# Start of DATASET RECORDS

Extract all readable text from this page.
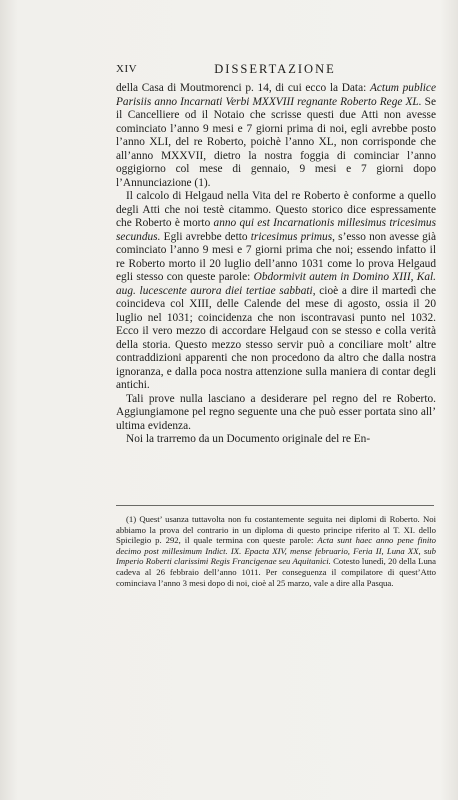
XIV	DISSERTAZIONE

della Casa di Moutmorenci p. 14, di cui ecco la Data: Actum publice Parisiis anno Incarnati Verbi MXXVIII regnante Roberto Rege XL. Se il Cancelliere od il Notaio che scrisse questi due Atti non avesse cominciato l’anno 9 mesi e 7 giorni prima di noi, egli avrebbe posto l’anno XLI, del re Roberto, poichè l’anno XL, non corrisponde che all’anno MXXVII, dietro la nostra foggia di cominciar l’anno oggigiorno col mese di gennaio, 9 mesi e 7 giorni dopo l’Annunciazione (1).

Il calcolo di Helgaud nella Vita del re Roberto è conforme a quello degli Atti che noi testè citammo. Questo storico dice espressamente che Roberto è morto anno qui est Incarnationis millesimus tricesimus secundus. Egli avrebbe detto tricesimus primus, s’esso non avesse già cominciato l’anno 9 mesi e 7 giorni prima che noi; essendo infatto il re Roberto morto il 20 luglio dell’anno 1031 come lo prova Helgaud egli stesso con queste parole: Obdormivit autem in Domino XIII, Kal. aug. lucescente aurora diei tertiae sabbati, cioè a dire il martedì che coincideva col XIII, delle Calende del mese di agosto, ossia il 20 luglio nel 1031; coincidenza che non iscontravasi punto nel 1032. Ecco il vero mezzo di accordare Helgaud con se stesso e colla verità della storia. Questo mezzo stesso servir può a conciliare molt’ altre contraddizioni apparenti che non procedono da altro che dalla nostra ignoranza, e dalla poca nostra attenzione sulla maniera di contar degli antichi.

Tali prove nulla lasciano a desiderare pel regno del re Roberto. Aggiungiamone pel regno seguente una che può esser portata sino all’ ultima evidenza.

Noi la trarremo da un Documento originale del re En-

(1) Quest’ usanza tuttavolta non fu costantemente seguita nei diplomi di Roberto. Noi abbiamo la prova del contrario in un diploma di questo principe riferito al T. XI. dello Spicilegio p. 292, il quale termina con queste parole: Acta sunt haec anno pene finito decimo post millesimum Indict. IX. Epacta XIV, mense februario, Feria II, Luna XX, sub Imperio Roberti clarissimi Regis Francigenae seu Aquitanici. Cotesto lunedì, 20 della Luna cadeva al 26 febbraio dell’anno 1011. Per conseguenza il compilatore di quest’Atto cominciava l’anno 3 mesi dopo di noi, cioè al 25 marzo, vale a dire alla Pasqua.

# End of DATASET RECORDS

**JOB:** Give the data again exactly as written, with all pictures left out.

**WRITTEN SOLUTION:**
Extract all readable text from this page.
XIV	DISSERTAZIONE

della Casa di Moutmorenci p. 14, di cui ecco la Data: Actum publice Parisiis anno Incarnati Verbi MXXVIII regnante Roberto Rege XL. Se il Cancelliere od il Notaio che scrisse questi due Atti non avesse cominciato l’anno 9 mesi e 7 giorni prima di noi, egli avrebbe posto l’anno XLI, del re Roberto, poichè l’anno XL, non corrisponde che all’anno MXXVII, dietro la nostra foggia di cominciar l’anno oggigiorno col mese di gennaio, 9 mesi e 7 giorni dopo l’Annunciazione (1).

Il calcolo di Helgaud nella Vita del re Roberto è conforme a quello degli Atti che noi testè citammo. Questo storico dice espressamente che Roberto è morto anno qui est Incarnationis millesimus tricesimus secundus. Egli avrebbe detto tricesimus primus, s’esso non avesse già cominciato l’anno 9 mesi e 7 giorni prima che noi; essendo infatto il re Roberto morto il 20 luglio dell’anno 1031 come lo prova Helgaud egli stesso con queste parole: Obdormivit autem in Domino XIII, Kal. aug. lucescente aurora diei tertiae sabbati, cioè a dire il martedì che coincideva col XIII, delle Calende del mese di agosto, ossia il 20 luglio nel 1031; coincidenza che non iscontravasi punto nel 1032. Ecco il vero mezzo di accordare Helgaud con se stesso e colla verità della storia. Questo mezzo stesso servir può a conciliare molt’ altre contraddizioni apparenti che non procedono da altro che dalla nostra ignoranza, e dalla poca nostra attenzione sulla maniera di contar degli antichi.

Tali prove nulla lasciano a desiderare pel regno del re Roberto. Aggiungiamone pel regno seguente una che può esser portata sino all’ ultima evidenza.

Noi la trarremo da un Documento originale del re En-

(1) Quest’ usanza tuttavolta non fu costantemente seguita nei diplomi di Roberto. Noi abbiamo la prova del contrario in un diploma di questo principe riferito al T. XI. dello Spicilegio p. 292, il quale termina con queste parole: Acta sunt haec anno pene finito decimo post millesimum Indict. IX. Epacta XIV, mense februario, Feria II, Luna XX, sub Imperio Roberti clarissimi Regis Francigenae seu Aquitanici. Cotesto lunedì, 20 della Luna cadeva al 26 febbraio dell’anno 1011. Per conseguenza il compilatore di quest’Atto cominciava l’anno 3 mesi dopo di noi, cioè al 25 marzo, vale a dire alla Pasqua.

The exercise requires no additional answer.